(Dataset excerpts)
────────────────────

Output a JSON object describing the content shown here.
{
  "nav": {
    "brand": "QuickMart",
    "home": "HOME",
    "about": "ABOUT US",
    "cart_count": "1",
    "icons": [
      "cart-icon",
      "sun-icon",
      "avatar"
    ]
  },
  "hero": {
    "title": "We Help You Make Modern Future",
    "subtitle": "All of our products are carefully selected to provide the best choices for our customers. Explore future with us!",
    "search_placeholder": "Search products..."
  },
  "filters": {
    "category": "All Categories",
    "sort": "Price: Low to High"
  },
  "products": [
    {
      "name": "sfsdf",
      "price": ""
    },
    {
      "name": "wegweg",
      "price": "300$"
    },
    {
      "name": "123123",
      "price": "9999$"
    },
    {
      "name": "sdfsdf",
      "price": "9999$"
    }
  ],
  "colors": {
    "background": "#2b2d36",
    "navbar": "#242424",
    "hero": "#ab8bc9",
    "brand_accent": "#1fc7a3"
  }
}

────────────────────

EXERCISE >> Extract every line above exactly as it stands.

SOLUTION TO THE PROBLEM >>
Output a JSON object describing the content shown here.
{
  "nav": {
    "brand": "QuickMart",
    "home": "HOME",
    "about": "ABOUT US",
    "cart_count": "1",
    "icons": [
      "cart-icon",
      "sun-icon",
      "avatar"
    ]
  },
  "hero": {
    "title": "We Help You Make Modern Future",
    "subtitle": "All of our products are carefully selected to provide the best choices for our customers. Explore future with us!",
    "search_placeholder": "Search products..."
  },
  "filters": {
    "category": "All Categories",
    "sort": "Price: Low to High"
  },
  "products": [
    {
      "name": "sfsdf",
      "price": ""
    },
    {
      "name": "wegweg",
      "price": "300$"
    },
    {
      "name": "123123",
      "price": "9999$"
    },
    {
      "name": "sdfsdf",
      "price": "9999$"
    }
  ],
  "colors": {
    "background": "#2b2d36",
    "navbar": "#242424",
    "hero": "#ab8bc9",
    "brand_accent": "#1fc7a3"
  }
}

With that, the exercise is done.